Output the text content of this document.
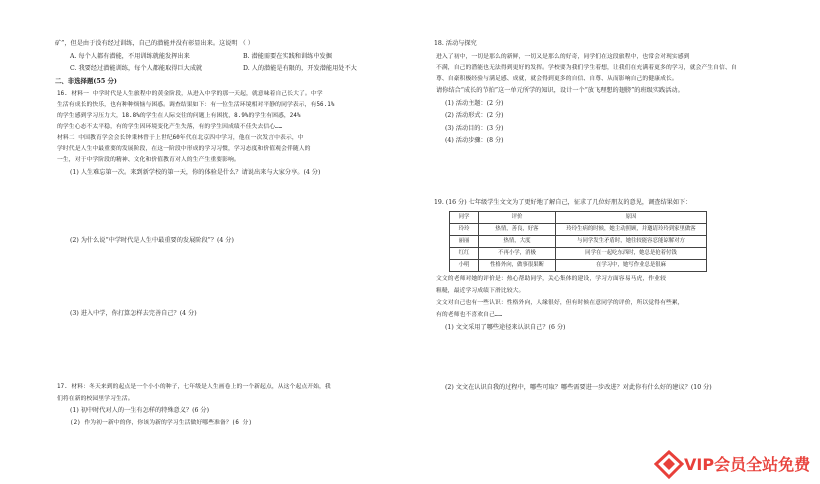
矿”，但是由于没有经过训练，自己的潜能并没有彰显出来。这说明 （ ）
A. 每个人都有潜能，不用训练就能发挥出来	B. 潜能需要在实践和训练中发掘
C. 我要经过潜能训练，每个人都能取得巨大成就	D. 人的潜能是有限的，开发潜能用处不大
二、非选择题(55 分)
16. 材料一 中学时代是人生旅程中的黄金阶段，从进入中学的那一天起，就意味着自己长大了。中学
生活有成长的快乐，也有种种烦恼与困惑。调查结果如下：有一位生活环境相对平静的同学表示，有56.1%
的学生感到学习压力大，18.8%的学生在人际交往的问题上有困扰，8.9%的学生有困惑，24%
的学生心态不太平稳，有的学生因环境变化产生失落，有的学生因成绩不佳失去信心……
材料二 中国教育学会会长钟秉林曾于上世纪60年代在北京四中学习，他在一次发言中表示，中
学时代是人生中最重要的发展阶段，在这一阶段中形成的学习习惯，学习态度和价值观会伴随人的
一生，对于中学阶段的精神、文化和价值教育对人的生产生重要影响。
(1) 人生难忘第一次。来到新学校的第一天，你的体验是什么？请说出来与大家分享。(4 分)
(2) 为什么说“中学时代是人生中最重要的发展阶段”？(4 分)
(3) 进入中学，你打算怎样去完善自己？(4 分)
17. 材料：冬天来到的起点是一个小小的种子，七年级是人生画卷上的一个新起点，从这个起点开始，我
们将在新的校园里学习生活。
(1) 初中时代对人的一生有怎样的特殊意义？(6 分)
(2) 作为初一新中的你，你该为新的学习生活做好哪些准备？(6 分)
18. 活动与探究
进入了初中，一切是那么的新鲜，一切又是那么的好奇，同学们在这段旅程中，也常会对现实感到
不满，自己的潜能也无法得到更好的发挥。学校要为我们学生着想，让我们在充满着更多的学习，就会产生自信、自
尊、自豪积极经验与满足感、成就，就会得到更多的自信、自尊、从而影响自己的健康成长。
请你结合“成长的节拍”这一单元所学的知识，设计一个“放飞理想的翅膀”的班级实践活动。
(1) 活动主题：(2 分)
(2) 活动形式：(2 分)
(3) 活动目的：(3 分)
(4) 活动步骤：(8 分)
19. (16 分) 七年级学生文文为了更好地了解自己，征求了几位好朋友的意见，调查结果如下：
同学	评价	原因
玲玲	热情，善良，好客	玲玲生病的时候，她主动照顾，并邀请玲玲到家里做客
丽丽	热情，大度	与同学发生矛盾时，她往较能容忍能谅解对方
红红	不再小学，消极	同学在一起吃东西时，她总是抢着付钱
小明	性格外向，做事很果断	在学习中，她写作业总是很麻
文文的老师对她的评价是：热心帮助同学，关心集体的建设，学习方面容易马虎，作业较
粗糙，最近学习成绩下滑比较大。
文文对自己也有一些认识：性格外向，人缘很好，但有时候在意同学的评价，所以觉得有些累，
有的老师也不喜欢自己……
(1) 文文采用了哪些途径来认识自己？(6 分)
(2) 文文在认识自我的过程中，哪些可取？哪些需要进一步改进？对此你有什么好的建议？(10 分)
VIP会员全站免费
::::
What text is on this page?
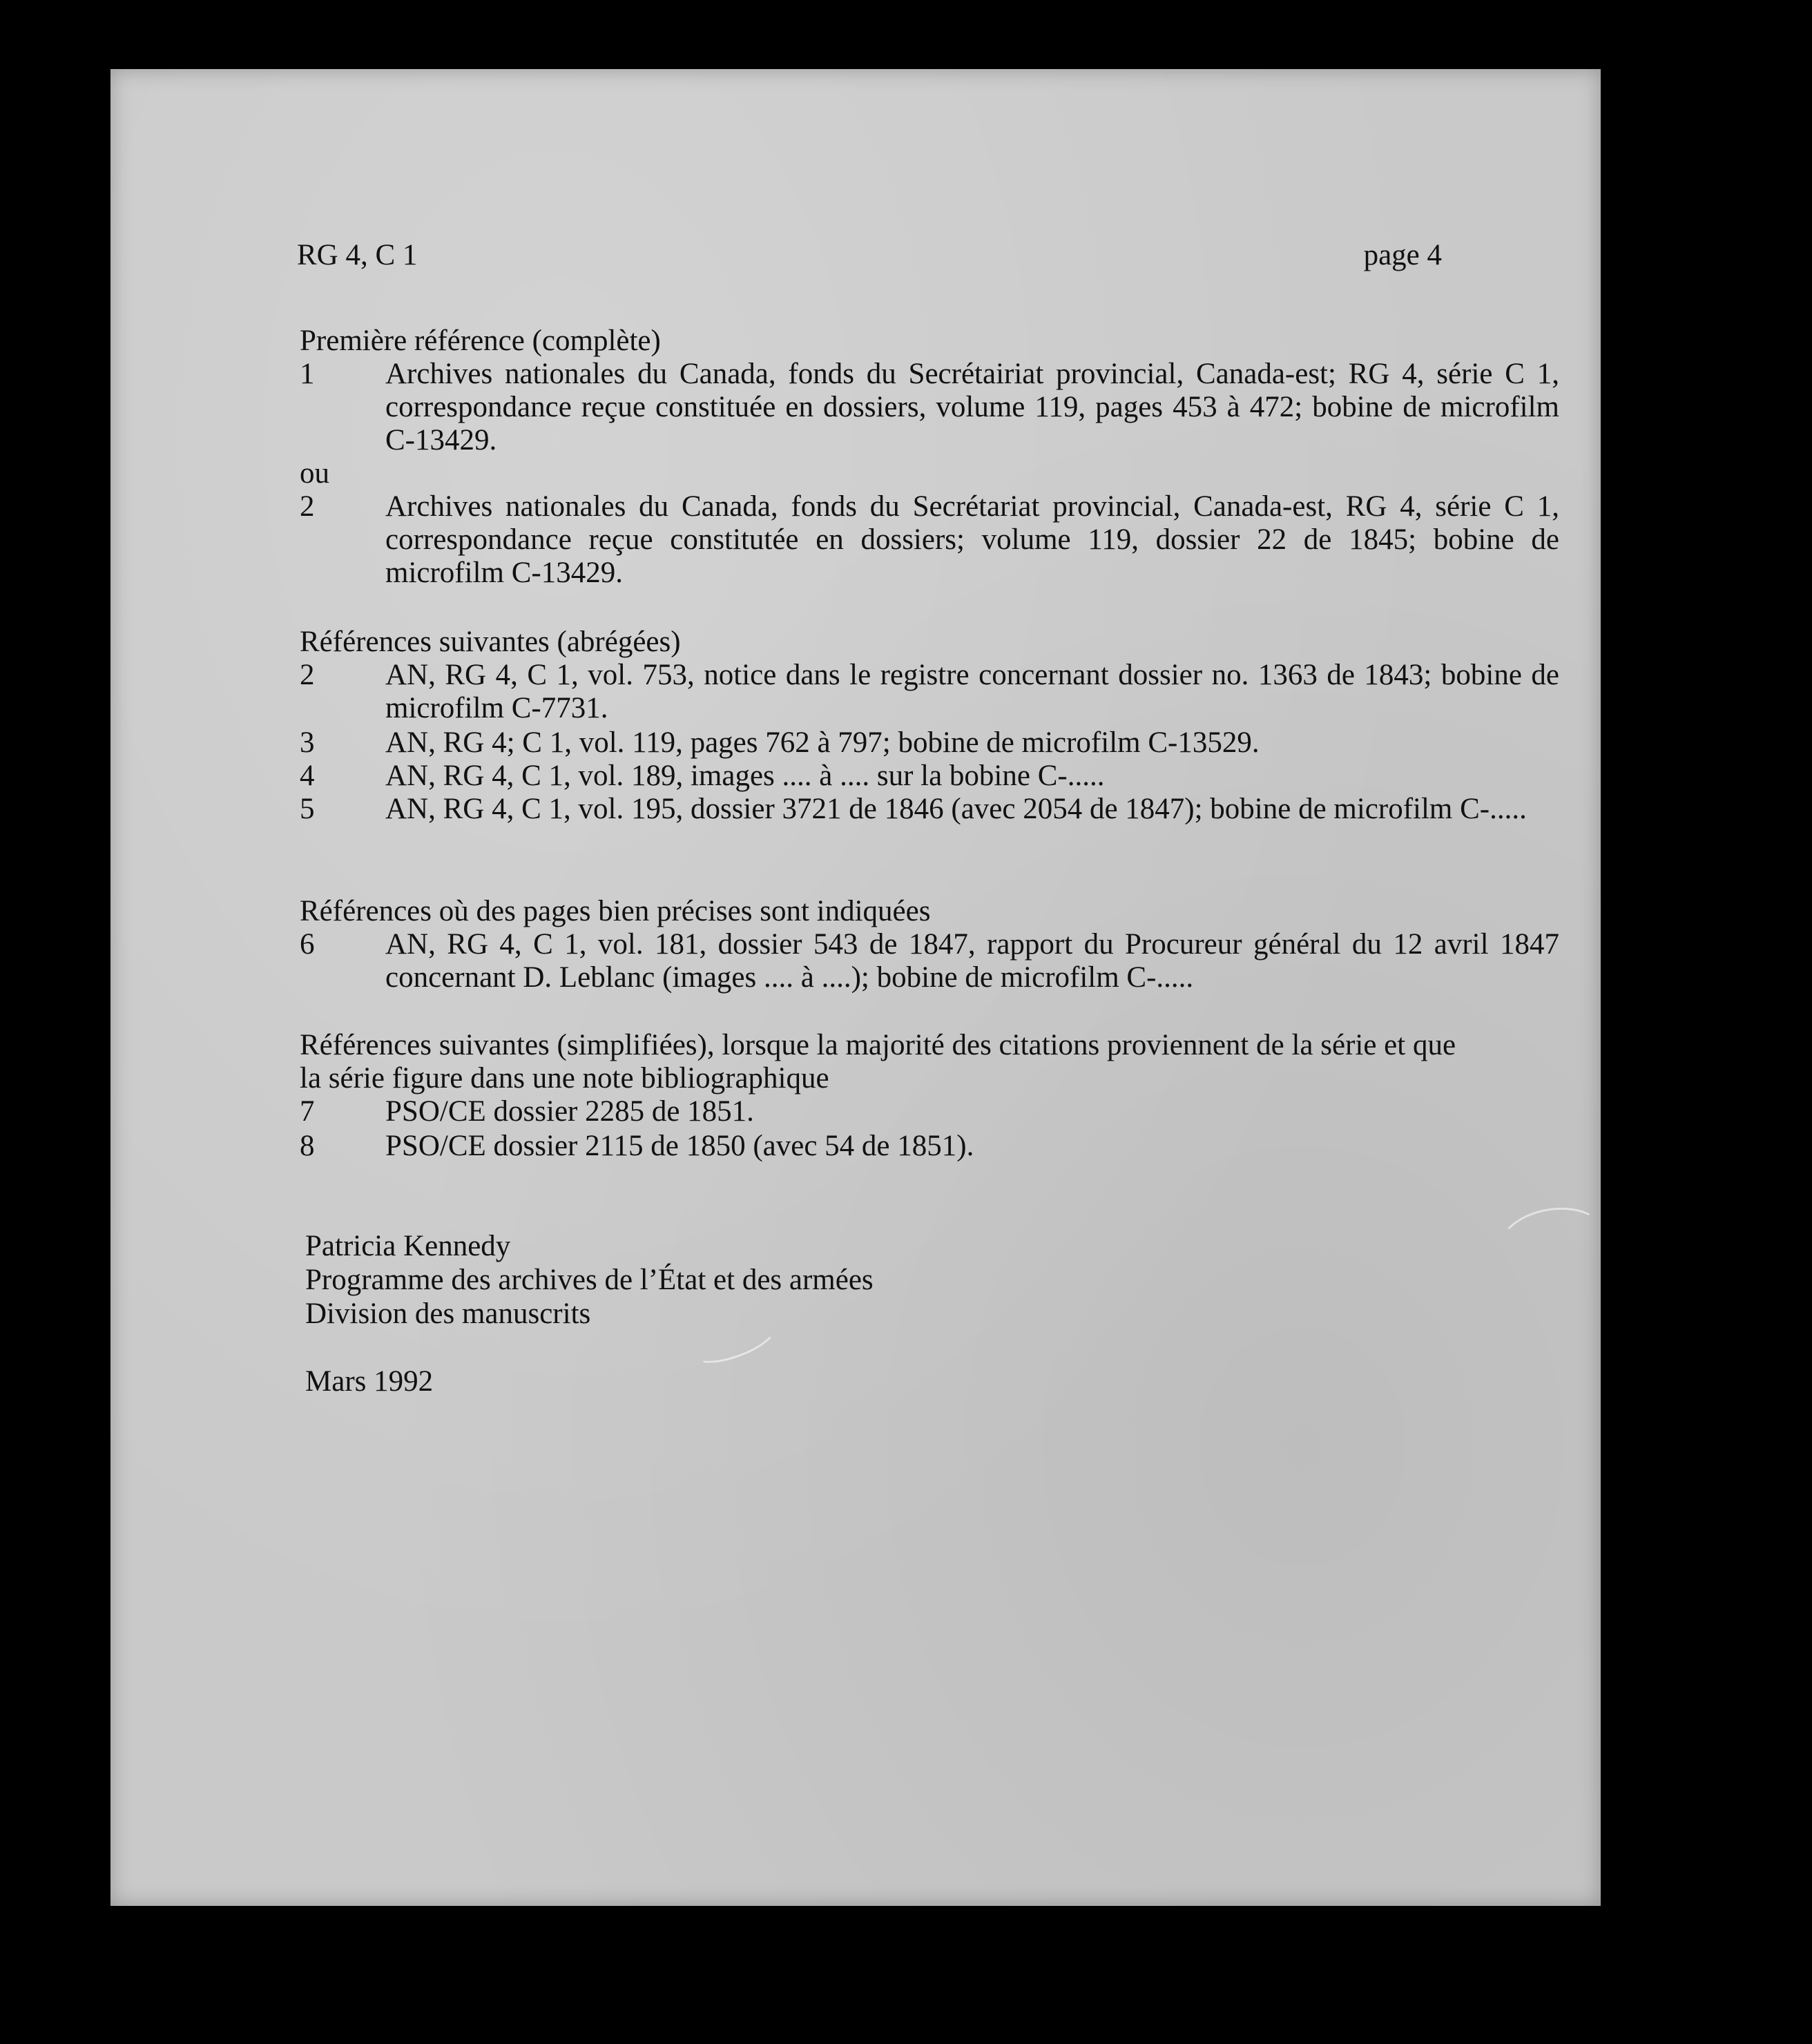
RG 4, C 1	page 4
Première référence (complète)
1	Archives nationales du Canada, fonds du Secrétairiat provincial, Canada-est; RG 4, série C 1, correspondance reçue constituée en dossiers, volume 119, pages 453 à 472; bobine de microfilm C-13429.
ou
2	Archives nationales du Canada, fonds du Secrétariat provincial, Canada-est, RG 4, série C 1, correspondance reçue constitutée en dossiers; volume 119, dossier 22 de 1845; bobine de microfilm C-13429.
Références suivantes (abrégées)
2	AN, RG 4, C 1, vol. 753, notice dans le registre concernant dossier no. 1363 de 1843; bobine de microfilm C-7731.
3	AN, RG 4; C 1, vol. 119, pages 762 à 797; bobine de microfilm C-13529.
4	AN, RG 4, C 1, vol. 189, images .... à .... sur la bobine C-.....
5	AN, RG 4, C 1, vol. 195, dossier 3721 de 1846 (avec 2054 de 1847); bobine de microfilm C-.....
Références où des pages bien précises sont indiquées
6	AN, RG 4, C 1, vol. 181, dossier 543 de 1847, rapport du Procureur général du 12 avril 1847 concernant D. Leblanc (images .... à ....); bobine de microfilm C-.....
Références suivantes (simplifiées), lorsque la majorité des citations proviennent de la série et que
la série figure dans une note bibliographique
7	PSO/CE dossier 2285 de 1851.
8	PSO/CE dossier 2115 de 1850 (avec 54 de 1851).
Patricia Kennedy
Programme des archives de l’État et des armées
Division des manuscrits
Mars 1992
::::
Stated task:
Find all lines holding the string "dossiers" and copy them.

Complete answer:
1	Archives nationales du Canada, fonds du Secrétairiat provincial, Canada-est; RG 4, série C 1, correspondance reçue constituée en dossiers, volume 119, pages 453 à 472; bobine de microfilm C-13429.
2	Archives nationales du Canada, fonds du Secrétariat provincial, Canada-est, RG 4, série C 1, correspondance reçue constitutée en dossiers; volume 119, dossier 22 de 1845; bobine de microfilm C-13429.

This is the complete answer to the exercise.